» **EXERCISE TASK 1**
From the records, reproduce unchanged the run of lines that starts with the line containing "x-tick-label: 2015 (736, 413, 750, 441)" and ends with the line containing "legend-item-recession: Official Recession", including both of those lines.

» **EXTRACT**
Start
Note: all inputs and outputs of the `forward` method will have shape `batch_size x context_length`

We can now instantiate the training network, and explore its set of parameters.

In [None]:
freq = dataset.metadata.freq
prediction_length = dataset.metadata.prediction_length
context_length = 2 * 7 * 24
hidden_dimensions = [96, 48]

In [None]:
model = FeedForwardModel(
    freq=freq,
    prediction_length=prediction_length,
    context_length=context_length,
    hidden_dimensions=hidden_dimensions,
)

In [None]:
sum(np.prod(p.shape) for p in model.parameters())

In [None]:
for p in model.parameters():
    print(p.shape)

Now we must specify how to *train* the model, i.e. how the loss will be computed to perform training via SGD-like algorithms. One way to do this, in the PyTorch ecosystem, is to wrap the model within a `LightningModule` from the PyTorch Lightning library:

In [None]:
class FeedForwardLightningModule(pl.LightningModule):
    def __init__(self, model: FeedForwardModel):
        super().__init__()
        self.save_hyperparameters()
        self.model = model

    def training_step(self, batch: Dict[str, Any], batch_idx: int):
        context = batch["past_target"]
        context_observed = batch["past_observed_values"]
        target = batch["future_target"]

        assert context.shape[-1] == self.model.context_length
        assert target.shape[-1] == self.model.prediction_length

        distr_args, loc, scale = self.model(context, context_observed)
        distr = self.model.distr_output.distribution(distr_args, loc, scale)
        loss = -distr.log_prob(target)

        return loss.mean()

    def configure_optimizers(self):
        optimizer = torch.optim.Adam(self.parameters(), lr=1e-3)
End
» **EXERCISE TASK 2**
In the tutorial excerpt, what learning rate is passed to the Adam optimizer?

» **MATERIAL TO PROCESS**
Start
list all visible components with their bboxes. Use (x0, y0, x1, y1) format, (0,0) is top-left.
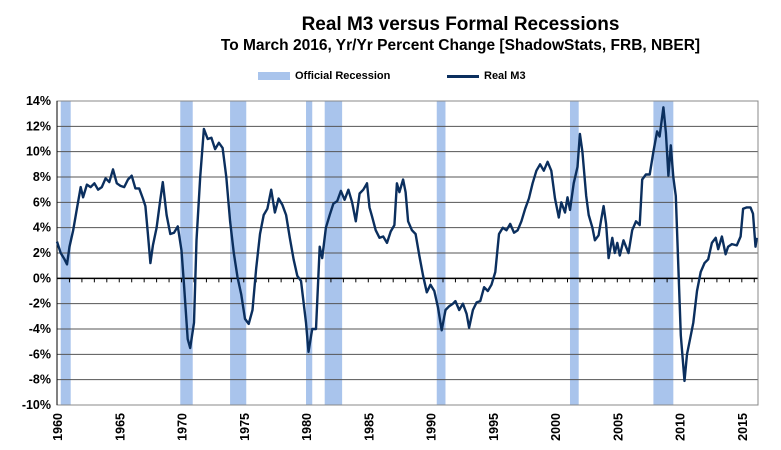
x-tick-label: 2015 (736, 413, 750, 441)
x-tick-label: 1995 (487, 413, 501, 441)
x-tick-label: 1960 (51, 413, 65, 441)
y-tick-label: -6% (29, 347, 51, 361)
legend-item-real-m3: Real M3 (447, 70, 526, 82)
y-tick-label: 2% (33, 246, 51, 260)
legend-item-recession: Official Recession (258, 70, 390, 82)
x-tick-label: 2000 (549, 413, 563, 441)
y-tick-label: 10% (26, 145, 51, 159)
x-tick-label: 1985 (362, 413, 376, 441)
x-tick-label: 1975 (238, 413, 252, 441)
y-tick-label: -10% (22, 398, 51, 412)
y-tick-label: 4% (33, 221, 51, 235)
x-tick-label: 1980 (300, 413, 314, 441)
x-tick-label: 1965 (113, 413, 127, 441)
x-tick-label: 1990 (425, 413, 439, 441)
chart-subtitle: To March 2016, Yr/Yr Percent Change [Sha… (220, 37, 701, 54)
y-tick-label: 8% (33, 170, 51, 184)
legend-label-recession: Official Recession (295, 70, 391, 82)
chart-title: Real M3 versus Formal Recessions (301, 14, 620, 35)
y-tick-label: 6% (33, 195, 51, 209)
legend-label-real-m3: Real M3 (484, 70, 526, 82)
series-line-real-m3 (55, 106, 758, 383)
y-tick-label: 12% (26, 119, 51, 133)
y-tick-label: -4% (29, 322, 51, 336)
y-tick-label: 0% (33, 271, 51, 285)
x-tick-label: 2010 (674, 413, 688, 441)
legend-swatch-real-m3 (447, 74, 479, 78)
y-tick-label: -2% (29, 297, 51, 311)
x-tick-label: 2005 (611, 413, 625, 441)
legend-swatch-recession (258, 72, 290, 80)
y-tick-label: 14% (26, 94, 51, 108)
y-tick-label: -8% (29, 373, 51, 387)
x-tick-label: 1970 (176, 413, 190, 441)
End
» **TASK OUTPUT 1**
x-tick-label: 2015 (736, 413, 750, 441)
x-tick-label: 1995 (487, 413, 501, 441)
x-tick-label: 1960 (51, 413, 65, 441)
y-tick-label: -6% (29, 347, 51, 361)
legend-item-real-m3: Real M3 (447, 70, 526, 82)
y-tick-label: 2% (33, 246, 51, 260)
legend-item-recession: Official Recession (258, 70, 390, 82)

» **TASK OUTPUT 2**
1e-3